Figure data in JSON

::::

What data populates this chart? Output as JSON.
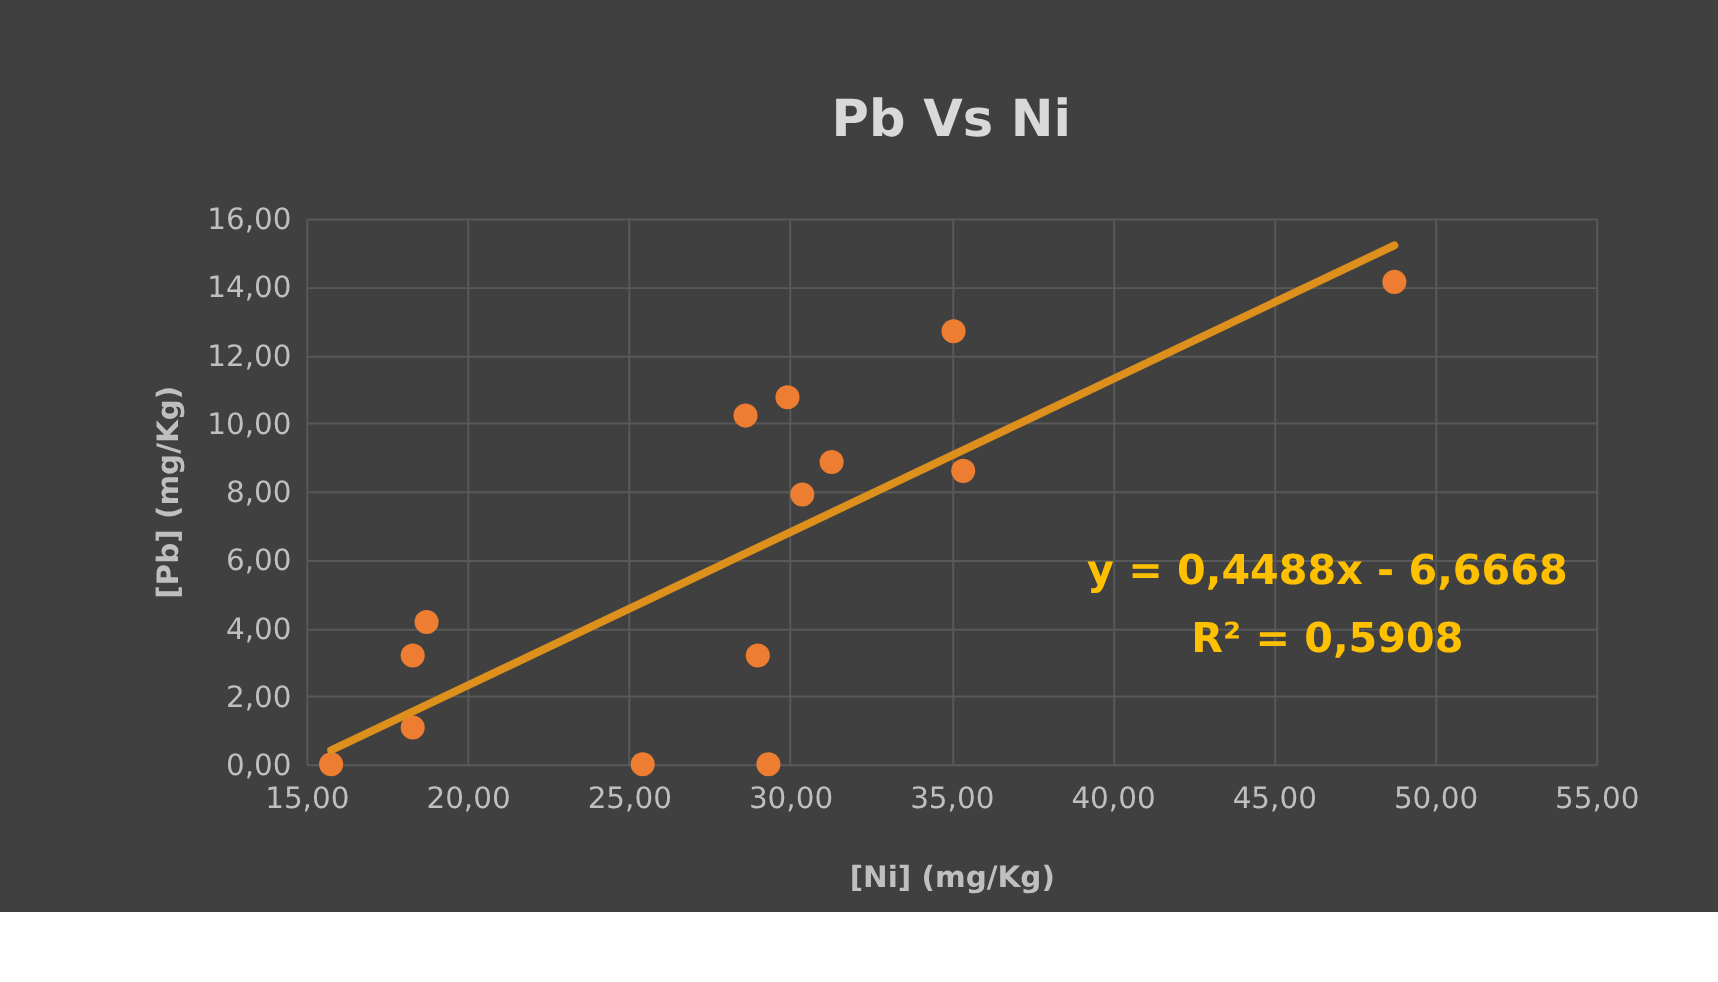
{
  "chart_data": {
    "type": "scatter",
    "title": "Pb Vs Ni",
    "xlabel": "[Ni] (mg/Kg)",
    "ylabel": "[Pb]  (mg/Kg)",
    "series": [
      {
        "marker": "circle",
        "color": "#ed7d31",
        "x": [
          15.77,
          18.3,
          18.3,
          18.73,
          25.43,
          28.62,
          29.92,
          29.0,
          29.33,
          30.38,
          31.29,
          35.07,
          35.37,
          48.74
        ],
        "values": [
          0,
          1.08,
          3.19,
          4.17,
          0,
          10.22,
          10.76,
          3.19,
          0,
          7.91,
          8.86,
          12.69,
          8.6,
          14.14
        ]
      },
      {
        "type": "line",
        "marker": "none",
        "color": "#dd901c",
        "x": [
          15.77,
          48.74
        ],
        "values": [
          0.41,
          15.21
        ]
      }
    ],
    "annotations": [
      "y = 0,4488x - 6,6668",
      "R² = 0,5908"
    ],
    "xlim": [
      15,
      55
    ],
    "xticks": [
      {
        "value": 15,
        "label": "15,00"
      },
      {
        "value": 20,
        "label": "20,00"
      },
      {
        "value": 25,
        "label": "25,00"
      },
      {
        "value": 30,
        "label": "30,00"
      },
      {
        "value": 35,
        "label": "35,00"
      },
      {
        "value": 40,
        "label": "40,00"
      },
      {
        "value": 45,
        "label": "45,00"
      },
      {
        "value": 50,
        "label": "50,00"
      },
      {
        "value": 55,
        "label": "55,00"
      }
    ],
    "ylim": [
      0,
      16
    ],
    "yticks": [
      {
        "value": 0,
        "label": "0,00"
      },
      {
        "value": 2,
        "label": "2,00"
      },
      {
        "value": 4,
        "label": "4,00"
      },
      {
        "value": 6,
        "label": "6,00"
      },
      {
        "value": 8,
        "label": "8,00"
      },
      {
        "value": 10,
        "label": "10,00"
      },
      {
        "value": 12,
        "label": "12,00"
      },
      {
        "value": 14,
        "label": "14,00"
      },
      {
        "value": 16,
        "label": "16,00"
      }
    ],
    "grid": true,
    "line_style": "solid"
  }
}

::::

## Task brief
Copy every record above exactly, leaving out the pictures.

## Expected answer
What data populates this chart? Output as JSON.
{
  "chart_data": {
    "type": "scatter",
    "title": "Pb Vs Ni",
    "xlabel": "[Ni] (mg/Kg)",
    "ylabel": "[Pb]  (mg/Kg)",
    "series": [
      {
        "marker": "circle",
        "color": "#ed7d31",
        "x": [
          15.77,
          18.3,
          18.3,
          18.73,
          25.43,
          28.62,
          29.92,
          29.0,
          29.33,
          30.38,
          31.29,
          35.07,
          35.37,
          48.74
        ],
        "values": [
          0,
          1.08,
          3.19,
          4.17,
          0,
          10.22,
          10.76,
          3.19,
          0,
          7.91,
          8.86,
          12.69,
          8.6,
          14.14
        ]
      },
      {
        "type": "line",
        "marker": "none",
        "color": "#dd901c",
        "x": [
          15.77,
          48.74
        ],
        "values": [
          0.41,
          15.21
        ]
      }
    ],
    "annotations": [
      "y = 0,4488x - 6,6668",
      "R² = 0,5908"
    ],
    "xlim": [
      15,
      55
    ],
    "xticks": [
      {
        "value": 15,
        "label": "15,00"
      },
      {
        "value": 20,
        "label": "20,00"
      },
      {
        "value": 25,
        "label": "25,00"
      },
      {
        "value": 30,
        "label": "30,00"
      },
      {
        "value": 35,
        "label": "35,00"
      },
      {
        "value": 40,
        "label": "40,00"
      },
      {
        "value": 45,
        "label": "45,00"
      },
      {
        "value": 50,
        "label": "50,00"
      },
      {
        "value": 55,
        "label": "55,00"
      }
    ],
    "ylim": [
      0,
      16
    ],
    "yticks": [
      {
        "value": 0,
        "label": "0,00"
      },
      {
        "value": 2,
        "label": "2,00"
      },
      {
        "value": 4,
        "label": "4,00"
      },
      {
        "value": 6,
        "label": "6,00"
      },
      {
        "value": 8,
        "label": "8,00"
      },
      {
        "value": 10,
        "label": "10,00"
      },
      {
        "value": 12,
        "label": "12,00"
      },
      {
        "value": 14,
        "label": "14,00"
      },
      {
        "value": 16,
        "label": "16,00"
      }
    ],
    "grid": true,
    "line_style": "solid"
  }
}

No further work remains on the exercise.